Extracted data entries:
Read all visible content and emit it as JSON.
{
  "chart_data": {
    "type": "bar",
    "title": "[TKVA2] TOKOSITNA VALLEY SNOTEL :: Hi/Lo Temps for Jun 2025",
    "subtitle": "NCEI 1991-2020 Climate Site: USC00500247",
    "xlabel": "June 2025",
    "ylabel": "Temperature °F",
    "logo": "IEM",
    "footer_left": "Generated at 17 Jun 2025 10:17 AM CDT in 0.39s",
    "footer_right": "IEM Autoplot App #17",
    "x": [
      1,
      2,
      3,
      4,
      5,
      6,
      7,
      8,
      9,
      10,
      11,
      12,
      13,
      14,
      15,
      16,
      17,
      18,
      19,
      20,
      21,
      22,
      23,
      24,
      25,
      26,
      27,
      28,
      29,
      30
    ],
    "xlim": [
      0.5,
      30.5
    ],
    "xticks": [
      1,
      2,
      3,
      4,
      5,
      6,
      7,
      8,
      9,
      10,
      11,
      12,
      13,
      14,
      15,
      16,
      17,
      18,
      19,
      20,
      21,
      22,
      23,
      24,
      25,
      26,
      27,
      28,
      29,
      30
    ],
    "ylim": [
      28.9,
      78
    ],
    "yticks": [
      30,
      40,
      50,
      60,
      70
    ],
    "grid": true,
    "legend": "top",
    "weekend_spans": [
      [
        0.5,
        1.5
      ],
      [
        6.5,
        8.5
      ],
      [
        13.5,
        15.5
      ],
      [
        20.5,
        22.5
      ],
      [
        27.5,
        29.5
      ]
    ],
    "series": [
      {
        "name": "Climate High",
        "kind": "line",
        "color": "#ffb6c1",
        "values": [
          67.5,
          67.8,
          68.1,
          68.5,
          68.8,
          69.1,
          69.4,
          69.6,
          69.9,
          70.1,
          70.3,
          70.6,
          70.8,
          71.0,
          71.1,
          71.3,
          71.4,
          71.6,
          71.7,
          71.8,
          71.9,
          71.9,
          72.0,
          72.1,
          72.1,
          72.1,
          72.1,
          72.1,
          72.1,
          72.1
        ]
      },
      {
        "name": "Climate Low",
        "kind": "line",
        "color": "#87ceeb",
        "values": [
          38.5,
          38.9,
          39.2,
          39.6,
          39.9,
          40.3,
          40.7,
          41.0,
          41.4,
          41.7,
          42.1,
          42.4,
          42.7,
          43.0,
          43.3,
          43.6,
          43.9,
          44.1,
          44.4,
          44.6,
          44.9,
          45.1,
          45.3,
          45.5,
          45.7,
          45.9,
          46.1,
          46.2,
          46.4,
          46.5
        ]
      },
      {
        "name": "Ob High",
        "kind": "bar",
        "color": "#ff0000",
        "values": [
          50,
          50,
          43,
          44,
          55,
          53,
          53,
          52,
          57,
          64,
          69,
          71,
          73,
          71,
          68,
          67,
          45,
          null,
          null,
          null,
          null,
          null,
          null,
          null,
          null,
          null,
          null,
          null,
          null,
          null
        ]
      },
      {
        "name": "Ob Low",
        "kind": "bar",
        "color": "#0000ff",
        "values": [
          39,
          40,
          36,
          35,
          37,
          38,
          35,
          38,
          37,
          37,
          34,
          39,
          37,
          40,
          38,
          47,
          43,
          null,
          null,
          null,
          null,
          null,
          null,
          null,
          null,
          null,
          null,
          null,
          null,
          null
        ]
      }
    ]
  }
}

_GIVEN EXERCISE_
Each entry above is to be printed again exactly.

_SOLUTION TO THIS EXERCISE_
Read all visible content and emit it as JSON.
{
  "chart_data": {
    "type": "bar",
    "title": "[TKVA2] TOKOSITNA VALLEY SNOTEL :: Hi/Lo Temps for Jun 2025",
    "subtitle": "NCEI 1991-2020 Climate Site: USC00500247",
    "xlabel": "June 2025",
    "ylabel": "Temperature °F",
    "logo": "IEM",
    "footer_left": "Generated at 17 Jun 2025 10:17 AM CDT in 0.39s",
    "footer_right": "IEM Autoplot App #17",
    "x": [
      1,
      2,
      3,
      4,
      5,
      6,
      7,
      8,
      9,
      10,
      11,
      12,
      13,
      14,
      15,
      16,
      17,
      18,
      19,
      20,
      21,
      22,
      23,
      24,
      25,
      26,
      27,
      28,
      29,
      30
    ],
    "xlim": [
      0.5,
      30.5
    ],
    "xticks": [
      1,
      2,
      3,
      4,
      5,
      6,
      7,
      8,
      9,
      10,
      11,
      12,
      13,
      14,
      15,
      16,
      17,
      18,
      19,
      20,
      21,
      22,
      23,
      24,
      25,
      26,
      27,
      28,
      29,
      30
    ],
    "ylim": [
      28.9,
      78
    ],
    "yticks": [
      30,
      40,
      50,
      60,
      70
    ],
    "grid": true,
    "legend": "top",
    "weekend_spans": [
      [
        0.5,
        1.5
      ],
      [
        6.5,
        8.5
      ],
      [
        13.5,
        15.5
      ],
      [
        20.5,
        22.5
      ],
      [
        27.5,
        29.5
      ]
    ],
    "series": [
      {
        "name": "Climate High",
        "kind": "line",
        "color": "#ffb6c1",
        "values": [
          67.5,
          67.8,
          68.1,
          68.5,
          68.8,
          69.1,
          69.4,
          69.6,
          69.9,
          70.1,
          70.3,
          70.6,
          70.8,
          71.0,
          71.1,
          71.3,
          71.4,
          71.6,
          71.7,
          71.8,
          71.9,
          71.9,
          72.0,
          72.1,
          72.1,
          72.1,
          72.1,
          72.1,
          72.1,
          72.1
        ]
      },
      {
        "name": "Climate Low",
        "kind": "line",
        "color": "#87ceeb",
        "values": [
          38.5,
          38.9,
          39.2,
          39.6,
          39.9,
          40.3,
          40.7,
          41.0,
          41.4,
          41.7,
          42.1,
          42.4,
          42.7,
          43.0,
          43.3,
          43.6,
          43.9,
          44.1,
          44.4,
          44.6,
          44.9,
          45.1,
          45.3,
          45.5,
          45.7,
          45.9,
          46.1,
          46.2,
          46.4,
          46.5
        ]
      },
      {
        "name": "Ob High",
        "kind": "bar",
        "color": "#ff0000",
        "values": [
          50,
          50,
          43,
          44,
          55,
          53,
          53,
          52,
          57,
          64,
          69,
          71,
          73,
          71,
          68,
          67,
          45,
          null,
          null,
          null,
          null,
          null,
          null,
          null,
          null,
          null,
          null,
          null,
          null,
          null
        ]
      },
      {
        "name": "Ob Low",
        "kind": "bar",
        "color": "#0000ff",
        "values": [
          39,
          40,
          36,
          35,
          37,
          38,
          35,
          38,
          37,
          37,
          34,
          39,
          37,
          40,
          38,
          47,
          43,
          null,
          null,
          null,
          null,
          null,
          null,
          null,
          null,
          null,
          null,
          null,
          null,
          null
        ]
      }
    ]
  }
}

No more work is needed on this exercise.